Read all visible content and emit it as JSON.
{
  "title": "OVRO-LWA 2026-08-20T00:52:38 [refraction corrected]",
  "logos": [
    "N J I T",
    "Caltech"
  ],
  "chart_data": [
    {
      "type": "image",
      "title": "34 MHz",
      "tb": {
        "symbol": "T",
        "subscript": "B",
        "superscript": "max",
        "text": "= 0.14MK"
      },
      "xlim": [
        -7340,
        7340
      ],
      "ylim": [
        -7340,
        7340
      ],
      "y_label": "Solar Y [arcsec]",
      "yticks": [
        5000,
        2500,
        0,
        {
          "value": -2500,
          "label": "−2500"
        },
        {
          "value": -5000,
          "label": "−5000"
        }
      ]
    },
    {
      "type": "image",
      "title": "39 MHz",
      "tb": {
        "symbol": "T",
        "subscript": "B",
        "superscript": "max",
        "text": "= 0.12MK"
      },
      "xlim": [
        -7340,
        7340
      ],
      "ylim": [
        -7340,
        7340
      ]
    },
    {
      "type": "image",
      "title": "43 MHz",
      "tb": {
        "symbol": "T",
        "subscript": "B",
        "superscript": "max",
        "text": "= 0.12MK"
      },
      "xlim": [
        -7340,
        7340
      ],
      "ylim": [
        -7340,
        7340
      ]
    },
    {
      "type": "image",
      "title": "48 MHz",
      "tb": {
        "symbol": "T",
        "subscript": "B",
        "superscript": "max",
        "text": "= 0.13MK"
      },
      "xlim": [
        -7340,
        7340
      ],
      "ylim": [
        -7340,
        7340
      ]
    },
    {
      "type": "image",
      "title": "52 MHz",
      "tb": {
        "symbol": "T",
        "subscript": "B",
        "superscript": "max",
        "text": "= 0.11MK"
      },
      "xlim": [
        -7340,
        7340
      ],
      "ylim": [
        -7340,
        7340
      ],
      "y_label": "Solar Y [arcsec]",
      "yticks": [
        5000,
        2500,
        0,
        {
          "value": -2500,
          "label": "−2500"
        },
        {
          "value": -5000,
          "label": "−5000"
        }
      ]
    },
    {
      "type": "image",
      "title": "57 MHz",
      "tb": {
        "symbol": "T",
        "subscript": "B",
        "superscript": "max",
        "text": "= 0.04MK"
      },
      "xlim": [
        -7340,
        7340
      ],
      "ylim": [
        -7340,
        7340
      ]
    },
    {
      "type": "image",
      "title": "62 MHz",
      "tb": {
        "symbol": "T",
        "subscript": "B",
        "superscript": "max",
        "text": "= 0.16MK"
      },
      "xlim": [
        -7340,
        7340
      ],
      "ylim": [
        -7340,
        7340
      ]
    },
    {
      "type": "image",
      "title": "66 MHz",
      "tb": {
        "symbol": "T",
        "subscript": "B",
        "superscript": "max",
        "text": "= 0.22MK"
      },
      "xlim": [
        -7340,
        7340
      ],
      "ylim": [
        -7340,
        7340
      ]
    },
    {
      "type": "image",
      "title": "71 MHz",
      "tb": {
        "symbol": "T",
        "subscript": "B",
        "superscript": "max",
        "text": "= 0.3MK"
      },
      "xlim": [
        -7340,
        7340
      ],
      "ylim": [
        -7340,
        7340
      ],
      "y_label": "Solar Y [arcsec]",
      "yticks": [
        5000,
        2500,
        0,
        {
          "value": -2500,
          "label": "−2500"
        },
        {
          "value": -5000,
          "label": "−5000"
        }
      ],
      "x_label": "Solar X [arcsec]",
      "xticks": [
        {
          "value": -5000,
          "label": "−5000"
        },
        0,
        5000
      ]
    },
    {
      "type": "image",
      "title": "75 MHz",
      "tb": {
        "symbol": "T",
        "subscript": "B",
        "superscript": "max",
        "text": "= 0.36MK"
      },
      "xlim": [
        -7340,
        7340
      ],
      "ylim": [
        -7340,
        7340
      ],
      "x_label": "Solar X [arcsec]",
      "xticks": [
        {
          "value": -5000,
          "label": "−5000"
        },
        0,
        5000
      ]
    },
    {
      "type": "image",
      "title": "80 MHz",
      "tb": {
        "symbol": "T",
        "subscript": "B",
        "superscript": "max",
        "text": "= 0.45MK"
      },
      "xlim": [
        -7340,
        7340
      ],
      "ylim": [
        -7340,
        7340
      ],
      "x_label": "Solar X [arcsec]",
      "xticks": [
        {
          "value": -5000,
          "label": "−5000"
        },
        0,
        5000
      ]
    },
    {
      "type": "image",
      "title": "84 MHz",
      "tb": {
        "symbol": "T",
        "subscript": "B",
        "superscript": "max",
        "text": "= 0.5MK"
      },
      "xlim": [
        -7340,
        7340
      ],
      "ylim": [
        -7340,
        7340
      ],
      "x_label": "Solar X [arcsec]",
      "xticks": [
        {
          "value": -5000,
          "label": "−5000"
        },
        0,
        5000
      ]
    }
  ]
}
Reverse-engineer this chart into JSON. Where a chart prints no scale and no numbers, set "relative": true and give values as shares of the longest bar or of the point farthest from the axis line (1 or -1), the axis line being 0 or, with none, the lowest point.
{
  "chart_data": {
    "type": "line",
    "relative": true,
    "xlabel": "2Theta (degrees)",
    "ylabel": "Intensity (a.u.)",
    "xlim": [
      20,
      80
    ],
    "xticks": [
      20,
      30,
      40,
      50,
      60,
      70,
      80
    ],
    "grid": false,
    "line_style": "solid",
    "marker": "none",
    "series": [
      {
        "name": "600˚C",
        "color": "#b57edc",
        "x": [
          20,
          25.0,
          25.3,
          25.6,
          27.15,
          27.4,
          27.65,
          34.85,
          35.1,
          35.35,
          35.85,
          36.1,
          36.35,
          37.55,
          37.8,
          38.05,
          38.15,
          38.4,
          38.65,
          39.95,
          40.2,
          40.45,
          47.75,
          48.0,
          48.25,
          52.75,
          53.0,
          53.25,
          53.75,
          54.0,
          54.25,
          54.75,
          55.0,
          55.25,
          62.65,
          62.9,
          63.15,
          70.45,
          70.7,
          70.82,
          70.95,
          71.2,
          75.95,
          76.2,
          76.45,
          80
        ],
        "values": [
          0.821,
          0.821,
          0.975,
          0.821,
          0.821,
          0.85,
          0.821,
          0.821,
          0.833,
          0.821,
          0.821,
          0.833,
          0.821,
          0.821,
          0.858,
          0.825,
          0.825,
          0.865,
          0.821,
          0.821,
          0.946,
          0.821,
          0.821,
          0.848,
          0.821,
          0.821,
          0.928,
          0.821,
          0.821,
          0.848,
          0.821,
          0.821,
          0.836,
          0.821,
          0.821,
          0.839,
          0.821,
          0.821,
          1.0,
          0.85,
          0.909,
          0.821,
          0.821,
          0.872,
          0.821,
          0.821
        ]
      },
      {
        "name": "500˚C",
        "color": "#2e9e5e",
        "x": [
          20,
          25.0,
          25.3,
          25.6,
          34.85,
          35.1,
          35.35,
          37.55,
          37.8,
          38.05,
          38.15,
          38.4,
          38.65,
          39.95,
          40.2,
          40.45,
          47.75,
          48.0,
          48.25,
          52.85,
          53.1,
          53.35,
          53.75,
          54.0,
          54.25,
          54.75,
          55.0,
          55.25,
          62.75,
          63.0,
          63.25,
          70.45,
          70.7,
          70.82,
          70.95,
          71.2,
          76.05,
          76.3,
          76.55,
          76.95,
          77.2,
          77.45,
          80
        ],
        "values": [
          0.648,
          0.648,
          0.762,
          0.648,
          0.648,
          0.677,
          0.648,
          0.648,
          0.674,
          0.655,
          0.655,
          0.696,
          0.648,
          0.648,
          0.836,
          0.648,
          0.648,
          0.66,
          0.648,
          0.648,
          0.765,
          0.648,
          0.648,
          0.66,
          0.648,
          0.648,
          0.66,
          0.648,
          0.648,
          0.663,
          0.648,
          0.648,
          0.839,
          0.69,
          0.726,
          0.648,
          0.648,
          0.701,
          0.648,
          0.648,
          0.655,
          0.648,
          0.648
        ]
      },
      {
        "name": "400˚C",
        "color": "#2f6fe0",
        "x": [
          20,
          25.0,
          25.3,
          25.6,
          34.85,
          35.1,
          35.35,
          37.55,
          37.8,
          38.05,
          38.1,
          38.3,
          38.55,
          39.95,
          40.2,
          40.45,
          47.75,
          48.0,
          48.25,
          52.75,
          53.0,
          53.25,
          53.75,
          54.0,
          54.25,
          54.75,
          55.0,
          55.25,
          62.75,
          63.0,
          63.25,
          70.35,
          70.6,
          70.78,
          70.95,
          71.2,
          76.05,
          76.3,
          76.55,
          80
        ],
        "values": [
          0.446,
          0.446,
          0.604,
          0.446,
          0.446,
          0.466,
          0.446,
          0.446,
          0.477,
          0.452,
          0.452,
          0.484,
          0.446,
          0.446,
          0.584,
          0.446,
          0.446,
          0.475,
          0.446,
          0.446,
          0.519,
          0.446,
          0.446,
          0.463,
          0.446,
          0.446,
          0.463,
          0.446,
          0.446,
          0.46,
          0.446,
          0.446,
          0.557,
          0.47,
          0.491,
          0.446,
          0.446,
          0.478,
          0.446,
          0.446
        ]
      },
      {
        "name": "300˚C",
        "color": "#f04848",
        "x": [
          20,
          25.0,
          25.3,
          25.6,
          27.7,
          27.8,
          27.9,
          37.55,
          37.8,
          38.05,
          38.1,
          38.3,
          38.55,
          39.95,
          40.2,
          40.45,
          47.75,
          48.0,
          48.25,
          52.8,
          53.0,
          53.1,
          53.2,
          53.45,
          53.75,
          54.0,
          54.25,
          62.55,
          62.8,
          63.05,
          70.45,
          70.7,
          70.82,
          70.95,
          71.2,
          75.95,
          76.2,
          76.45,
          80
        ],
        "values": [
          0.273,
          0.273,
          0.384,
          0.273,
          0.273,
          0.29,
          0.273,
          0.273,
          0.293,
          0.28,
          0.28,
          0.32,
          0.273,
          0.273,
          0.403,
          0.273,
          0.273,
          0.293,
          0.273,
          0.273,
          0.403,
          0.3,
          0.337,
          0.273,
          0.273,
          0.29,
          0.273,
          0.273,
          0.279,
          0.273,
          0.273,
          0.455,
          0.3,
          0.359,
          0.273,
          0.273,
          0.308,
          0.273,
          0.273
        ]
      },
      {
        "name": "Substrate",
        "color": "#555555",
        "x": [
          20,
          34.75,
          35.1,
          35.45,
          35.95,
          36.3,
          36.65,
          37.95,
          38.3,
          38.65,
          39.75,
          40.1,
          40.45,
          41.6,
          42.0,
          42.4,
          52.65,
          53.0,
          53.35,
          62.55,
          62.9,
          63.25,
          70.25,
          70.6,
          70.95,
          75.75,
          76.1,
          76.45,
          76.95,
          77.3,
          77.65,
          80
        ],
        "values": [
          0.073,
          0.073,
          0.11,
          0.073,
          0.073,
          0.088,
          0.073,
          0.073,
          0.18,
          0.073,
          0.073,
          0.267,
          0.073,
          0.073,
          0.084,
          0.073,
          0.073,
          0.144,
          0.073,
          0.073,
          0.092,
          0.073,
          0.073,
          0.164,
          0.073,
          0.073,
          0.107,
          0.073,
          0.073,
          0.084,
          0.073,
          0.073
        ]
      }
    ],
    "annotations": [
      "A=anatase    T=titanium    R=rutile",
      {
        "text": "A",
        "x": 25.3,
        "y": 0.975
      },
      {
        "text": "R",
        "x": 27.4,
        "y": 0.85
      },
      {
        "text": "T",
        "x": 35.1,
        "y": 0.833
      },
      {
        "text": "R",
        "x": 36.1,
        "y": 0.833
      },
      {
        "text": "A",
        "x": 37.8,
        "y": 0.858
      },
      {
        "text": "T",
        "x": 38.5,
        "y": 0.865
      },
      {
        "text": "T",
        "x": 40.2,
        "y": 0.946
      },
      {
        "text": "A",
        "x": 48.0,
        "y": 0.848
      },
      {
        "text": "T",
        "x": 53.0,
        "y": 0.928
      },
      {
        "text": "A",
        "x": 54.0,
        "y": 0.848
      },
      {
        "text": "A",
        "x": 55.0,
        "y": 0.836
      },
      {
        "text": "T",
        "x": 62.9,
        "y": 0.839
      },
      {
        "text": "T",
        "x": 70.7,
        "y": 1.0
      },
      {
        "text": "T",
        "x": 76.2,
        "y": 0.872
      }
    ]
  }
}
· · · · · · ·
Copy every line from the records above that contains the word "JSON".

> Answer for the task:
Read all visible content and emit it as JSON.
Reverse-engineer this chart into JSON. Where a chart prints no scale and no numbers, set "relative": true and give values as shares of the longest bar or of the point farthest from the axis line (1 or -1), the axis line being 0 or, with none, the lowest point.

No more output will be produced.